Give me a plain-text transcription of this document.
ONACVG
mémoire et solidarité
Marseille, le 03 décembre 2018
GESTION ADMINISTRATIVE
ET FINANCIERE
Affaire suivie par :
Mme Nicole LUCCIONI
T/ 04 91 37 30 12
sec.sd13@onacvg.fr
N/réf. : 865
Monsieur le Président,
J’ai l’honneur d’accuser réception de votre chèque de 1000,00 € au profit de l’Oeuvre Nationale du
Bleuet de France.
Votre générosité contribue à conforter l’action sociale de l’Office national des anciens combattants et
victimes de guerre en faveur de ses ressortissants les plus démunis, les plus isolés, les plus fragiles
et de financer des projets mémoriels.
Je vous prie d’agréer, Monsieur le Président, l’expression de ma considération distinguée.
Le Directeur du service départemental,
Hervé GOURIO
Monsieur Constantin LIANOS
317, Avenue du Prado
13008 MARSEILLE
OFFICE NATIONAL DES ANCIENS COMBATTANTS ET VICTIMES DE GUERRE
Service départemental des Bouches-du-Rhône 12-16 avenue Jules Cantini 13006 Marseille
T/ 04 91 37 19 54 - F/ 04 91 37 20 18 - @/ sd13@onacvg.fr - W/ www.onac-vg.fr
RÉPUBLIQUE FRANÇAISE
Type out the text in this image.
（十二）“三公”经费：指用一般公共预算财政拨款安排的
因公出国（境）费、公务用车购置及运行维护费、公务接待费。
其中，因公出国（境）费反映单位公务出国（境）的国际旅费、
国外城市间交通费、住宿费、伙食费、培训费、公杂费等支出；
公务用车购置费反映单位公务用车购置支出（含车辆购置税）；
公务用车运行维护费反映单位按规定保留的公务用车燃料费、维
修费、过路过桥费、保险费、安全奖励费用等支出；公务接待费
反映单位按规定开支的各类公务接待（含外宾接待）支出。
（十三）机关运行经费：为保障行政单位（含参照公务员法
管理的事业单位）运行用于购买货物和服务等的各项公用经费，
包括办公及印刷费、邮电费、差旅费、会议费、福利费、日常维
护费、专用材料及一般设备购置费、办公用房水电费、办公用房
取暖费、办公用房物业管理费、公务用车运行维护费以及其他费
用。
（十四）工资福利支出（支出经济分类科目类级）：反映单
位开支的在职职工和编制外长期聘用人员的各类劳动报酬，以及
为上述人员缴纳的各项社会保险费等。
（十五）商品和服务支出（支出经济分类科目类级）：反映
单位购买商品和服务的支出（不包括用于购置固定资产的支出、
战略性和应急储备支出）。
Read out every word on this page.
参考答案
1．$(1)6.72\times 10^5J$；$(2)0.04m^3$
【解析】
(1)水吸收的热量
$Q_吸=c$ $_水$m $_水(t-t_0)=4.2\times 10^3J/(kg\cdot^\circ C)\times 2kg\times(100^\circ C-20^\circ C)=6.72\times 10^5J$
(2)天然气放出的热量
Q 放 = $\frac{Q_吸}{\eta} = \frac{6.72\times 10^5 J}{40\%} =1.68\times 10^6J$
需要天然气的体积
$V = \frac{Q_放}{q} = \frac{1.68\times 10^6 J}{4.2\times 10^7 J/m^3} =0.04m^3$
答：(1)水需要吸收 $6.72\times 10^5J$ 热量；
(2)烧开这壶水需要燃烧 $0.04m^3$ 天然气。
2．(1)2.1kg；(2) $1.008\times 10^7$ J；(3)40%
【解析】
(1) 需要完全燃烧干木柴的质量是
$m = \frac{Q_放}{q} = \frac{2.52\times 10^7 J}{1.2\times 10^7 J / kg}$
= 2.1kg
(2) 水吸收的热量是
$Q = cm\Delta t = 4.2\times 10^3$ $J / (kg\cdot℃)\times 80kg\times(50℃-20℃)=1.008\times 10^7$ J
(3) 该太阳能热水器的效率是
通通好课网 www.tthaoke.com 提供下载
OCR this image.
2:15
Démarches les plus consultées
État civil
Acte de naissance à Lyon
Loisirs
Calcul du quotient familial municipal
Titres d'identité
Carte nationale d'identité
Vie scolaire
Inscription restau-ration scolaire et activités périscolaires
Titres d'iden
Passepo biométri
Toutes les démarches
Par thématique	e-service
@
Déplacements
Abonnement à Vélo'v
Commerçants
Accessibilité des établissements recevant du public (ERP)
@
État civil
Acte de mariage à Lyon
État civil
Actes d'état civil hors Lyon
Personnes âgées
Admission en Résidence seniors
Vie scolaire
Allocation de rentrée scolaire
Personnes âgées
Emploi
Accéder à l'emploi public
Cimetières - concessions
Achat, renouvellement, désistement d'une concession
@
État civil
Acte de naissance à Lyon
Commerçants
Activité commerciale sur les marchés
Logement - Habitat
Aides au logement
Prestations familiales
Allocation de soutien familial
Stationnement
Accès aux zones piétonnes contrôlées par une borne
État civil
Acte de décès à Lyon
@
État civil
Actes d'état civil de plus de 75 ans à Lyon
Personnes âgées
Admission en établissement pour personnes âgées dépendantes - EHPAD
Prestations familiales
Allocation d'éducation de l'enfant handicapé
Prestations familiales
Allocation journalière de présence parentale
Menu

* * * *

DIRECTIONS: Copy down the material exactly as written.

ANSWER:
Give me a plain-text transcription of this document.
ONACVG
mémoire et solidarité
Marseille, le 03 décembre 2018
GESTION ADMINISTRATIVE
ET FINANCIERE
Affaire suivie par :
Mme Nicole LUCCIONI
T/ 04 91 37 30 12
sec.sd13@onacvg.fr
N/réf. : 865
Monsieur le Président,
J’ai l’honneur d’accuser réception de votre chèque de 1000,00 € au profit de l’Oeuvre Nationale du
Bleuet de France.
Votre générosité contribue à conforter l’action sociale de l’Office national des anciens combattants et
victimes de guerre en faveur de ses ressortissants les plus démunis, les plus isolés, les plus fragiles
et de financer des projets mémoriels.
Je vous prie d’agréer, Monsieur le Président, l’expression de ma considération distinguée.
Le Directeur du service départemental,
Hervé GOURIO
Monsieur Constantin LIANOS
317, Avenue du Prado
13008 MARSEILLE
OFFICE NATIONAL DES ANCIENS COMBATTANTS ET VICTIMES DE GUERRE
Service départemental des Bouches-du-Rhône 12-16 avenue Jules Cantini 13006 Marseille
T/ 04 91 37 19 54 - F/ 04 91 37 20 18 - @/ sd13@onacvg.fr - W/ www.onac-vg.fr
RÉPUBLIQUE FRANÇAISE
Type out the text in this image.
（十二）“三公”经费：指用一般公共预算财政拨款安排的
因公出国（境）费、公务用车购置及运行维护费、公务接待费。
其中，因公出国（境）费反映单位公务出国（境）的国际旅费、
国外城市间交通费、住宿费、伙食费、培训费、公杂费等支出；
公务用车购置费反映单位公务用车购置支出（含车辆购置税）；
公务用车运行维护费反映单位按规定保留的公务用车燃料费、维
修费、过路过桥费、保险费、安全奖励费用等支出；公务接待费
反映单位按规定开支的各类公务接待（含外宾接待）支出。
（十三）机关运行经费：为保障行政单位（含参照公务员法
管理的事业单位）运行用于购买货物和服务等的各项公用经费，
包括办公及印刷费、邮电费、差旅费、会议费、福利费、日常维
护费、专用材料及一般设备购置费、办公用房水电费、办公用房
取暖费、办公用房物业管理费、公务用车运行维护费以及其他费
用。
（十四）工资福利支出（支出经济分类科目类级）：反映单
位开支的在职职工和编制外长期聘用人员的各类劳动报酬，以及
为上述人员缴纳的各项社会保险费等。
（十五）商品和服务支出（支出经济分类科目类级）：反映
单位购买商品和服务的支出（不包括用于购置固定资产的支出、
战略性和应急储备支出）。
Read out every word on this page.
参考答案
1．$(1)6.72\times 10^5J$；$(2)0.04m^3$
【解析】
(1)水吸收的热量
$Q_吸=c$ $_水$m $_水(t-t_0)=4.2\times 10^3J/(kg\cdot^\circ C)\times 2kg\times(100^\circ C-20^\circ C)=6.72\times 10^5J$
(2)天然气放出的热量
Q 放 = $\frac{Q_吸}{\eta} = \frac{6.72\times 10^5 J}{40\%} =1.68\times 10^6J$
需要天然气的体积
$V = \frac{Q_放}{q} = \frac{1.68\times 10^6 J}{4.2\times 10^7 J/m^3} =0.04m^3$
答：(1)水需要吸收 $6.72\times 10^5J$ 热量；
(2)烧开这壶水需要燃烧 $0.04m^3$ 天然气。
2．(1)2.1kg；(2) $1.008\times 10^7$ J；(3)40%
【解析】
(1) 需要完全燃烧干木柴的质量是
$m = \frac{Q_放}{q} = \frac{2.52\times 10^7 J}{1.2\times 10^7 J / kg}$
= 2.1kg
(2) 水吸收的热量是
$Q = cm\Delta t = 4.2\times 10^3$ $J / (kg\cdot℃)\times 80kg\times(50℃-20℃)=1.008\times 10^7$ J
(3) 该太阳能热水器的效率是
通通好课网 www.tthaoke.com 提供下载
OCR this image.
2:15
Démarches les plus consultées
État civil
Acte de naissance à Lyon
Loisirs
Calcul du quotient familial municipal
Titres d'identité
Carte nationale d'identité
Vie scolaire
Inscription restau-ration scolaire et activités périscolaires
Titres d'iden
Passepo biométri
Toutes les démarches
Par thématique	e-service
@
Déplacements
Abonnement à Vélo'v
Commerçants
Accessibilité des établissements recevant du public (ERP)
@
État civil
Acte de mariage à Lyon
État civil
Actes d'état civil hors Lyon
Personnes âgées
Admission en Résidence seniors
Vie scolaire
Allocation de rentrée scolaire
Personnes âgées
Emploi
Accéder à l'emploi public
Cimetières - concessions
Achat, renouvellement, désistement d'une concession
@
État civil
Acte de naissance à Lyon
Commerçants
Activité commerciale sur les marchés
Logement - Habitat
Aides au logement
Prestations familiales
Allocation de soutien familial
Stationnement
Accès aux zones piétonnes contrôlées par une borne
État civil
Acte de décès à Lyon
@
État civil
Actes d'état civil de plus de 75 ans à Lyon
Personnes âgées
Admission en établissement pour personnes âgées dépendantes - EHPAD
Prestations familiales
Allocation d'éducation de l'enfant handicapé
Prestations familiales
Allocation journalière de présence parentale
Menu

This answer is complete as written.